● What needs to be done
Drop all images and give the records again exactly.

▬▬▬▬▬▬▬▬▬▬

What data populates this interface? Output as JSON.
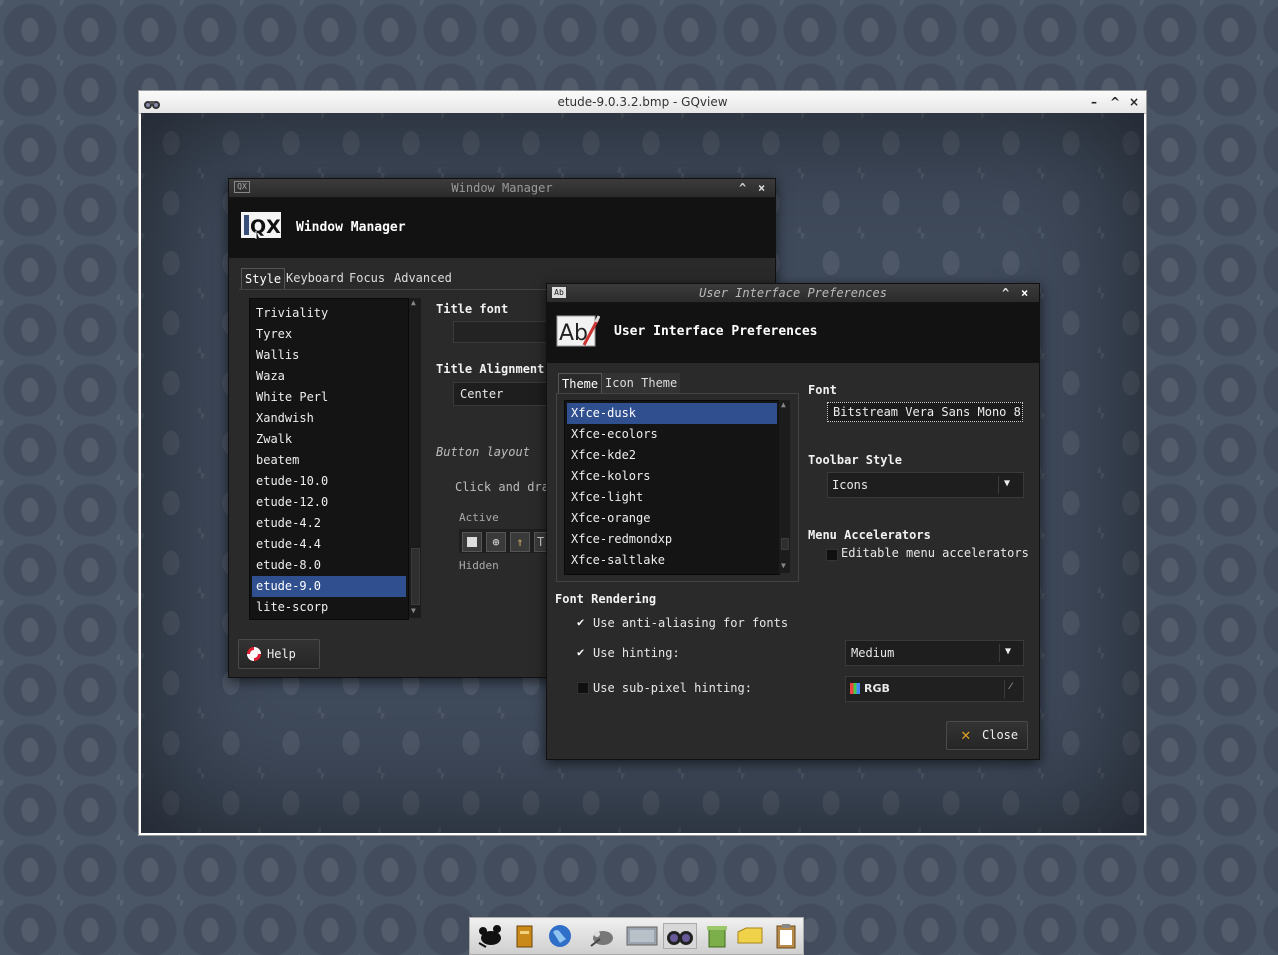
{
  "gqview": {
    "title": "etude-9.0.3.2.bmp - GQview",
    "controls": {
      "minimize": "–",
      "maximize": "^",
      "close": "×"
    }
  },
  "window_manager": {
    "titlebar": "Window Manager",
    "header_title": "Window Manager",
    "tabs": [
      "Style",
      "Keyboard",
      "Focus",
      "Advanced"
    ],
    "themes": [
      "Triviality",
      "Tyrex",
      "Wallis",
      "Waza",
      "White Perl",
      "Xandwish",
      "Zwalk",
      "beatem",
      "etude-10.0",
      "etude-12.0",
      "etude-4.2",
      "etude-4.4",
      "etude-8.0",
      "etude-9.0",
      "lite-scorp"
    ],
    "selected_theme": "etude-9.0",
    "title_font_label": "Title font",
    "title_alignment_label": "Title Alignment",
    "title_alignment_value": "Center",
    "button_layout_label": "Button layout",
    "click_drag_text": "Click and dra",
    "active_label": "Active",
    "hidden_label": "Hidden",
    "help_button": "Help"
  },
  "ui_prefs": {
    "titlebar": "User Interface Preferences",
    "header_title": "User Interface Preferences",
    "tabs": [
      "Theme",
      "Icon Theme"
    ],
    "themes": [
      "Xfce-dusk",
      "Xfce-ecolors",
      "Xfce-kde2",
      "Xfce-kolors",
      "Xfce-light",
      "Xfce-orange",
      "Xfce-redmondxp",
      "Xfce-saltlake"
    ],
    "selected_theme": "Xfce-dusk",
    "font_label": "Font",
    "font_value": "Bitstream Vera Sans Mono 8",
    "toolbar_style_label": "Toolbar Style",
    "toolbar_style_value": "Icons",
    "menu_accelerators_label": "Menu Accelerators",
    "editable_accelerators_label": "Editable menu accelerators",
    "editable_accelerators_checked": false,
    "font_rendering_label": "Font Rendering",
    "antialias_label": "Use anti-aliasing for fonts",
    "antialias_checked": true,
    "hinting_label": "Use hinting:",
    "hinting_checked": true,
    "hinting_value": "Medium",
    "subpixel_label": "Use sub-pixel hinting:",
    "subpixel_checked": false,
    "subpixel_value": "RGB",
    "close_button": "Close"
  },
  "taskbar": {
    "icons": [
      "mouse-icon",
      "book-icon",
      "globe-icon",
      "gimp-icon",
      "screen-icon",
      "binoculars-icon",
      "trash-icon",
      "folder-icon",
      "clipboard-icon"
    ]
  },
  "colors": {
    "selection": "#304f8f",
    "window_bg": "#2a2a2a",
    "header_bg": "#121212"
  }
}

▬▬▬▬▬▬▬▬▬▬

● Answer to this task
What data populates this interface? Output as JSON.
{
  "gqview": {
    "title": "etude-9.0.3.2.bmp - GQview",
    "controls": {
      "minimize": "–",
      "maximize": "^",
      "close": "×"
    }
  },
  "window_manager": {
    "titlebar": "Window Manager",
    "header_title": "Window Manager",
    "tabs": [
      "Style",
      "Keyboard",
      "Focus",
      "Advanced"
    ],
    "themes": [
      "Triviality",
      "Tyrex",
      "Wallis",
      "Waza",
      "White Perl",
      "Xandwish",
      "Zwalk",
      "beatem",
      "etude-10.0",
      "etude-12.0",
      "etude-4.2",
      "etude-4.4",
      "etude-8.0",
      "etude-9.0",
      "lite-scorp"
    ],
    "selected_theme": "etude-9.0",
    "title_font_label": "Title font",
    "title_alignment_label": "Title Alignment",
    "title_alignment_value": "Center",
    "button_layout_label": "Button layout",
    "click_drag_text": "Click and dra",
    "active_label": "Active",
    "hidden_label": "Hidden",
    "help_button": "Help"
  },
  "ui_prefs": {
    "titlebar": "User Interface Preferences",
    "header_title": "User Interface Preferences",
    "tabs": [
      "Theme",
      "Icon Theme"
    ],
    "themes": [
      "Xfce-dusk",
      "Xfce-ecolors",
      "Xfce-kde2",
      "Xfce-kolors",
      "Xfce-light",
      "Xfce-orange",
      "Xfce-redmondxp",
      "Xfce-saltlake"
    ],
    "selected_theme": "Xfce-dusk",
    "font_label": "Font",
    "font_value": "Bitstream Vera Sans Mono 8",
    "toolbar_style_label": "Toolbar Style",
    "toolbar_style_value": "Icons",
    "menu_accelerators_label": "Menu Accelerators",
    "editable_accelerators_label": "Editable menu accelerators",
    "editable_accelerators_checked": false,
    "font_rendering_label": "Font Rendering",
    "antialias_label": "Use anti-aliasing for fonts",
    "antialias_checked": true,
    "hinting_label": "Use hinting:",
    "hinting_checked": true,
    "hinting_value": "Medium",
    "subpixel_label": "Use sub-pixel hinting:",
    "subpixel_checked": false,
    "subpixel_value": "RGB",
    "close_button": "Close"
  },
  "taskbar": {
    "icons": [
      "mouse-icon",
      "book-icon",
      "globe-icon",
      "gimp-icon",
      "screen-icon",
      "binoculars-icon",
      "trash-icon",
      "folder-icon",
      "clipboard-icon"
    ]
  },
  "colors": {
    "selection": "#304f8f",
    "window_bg": "#2a2a2a",
    "header_bg": "#121212"
  }
}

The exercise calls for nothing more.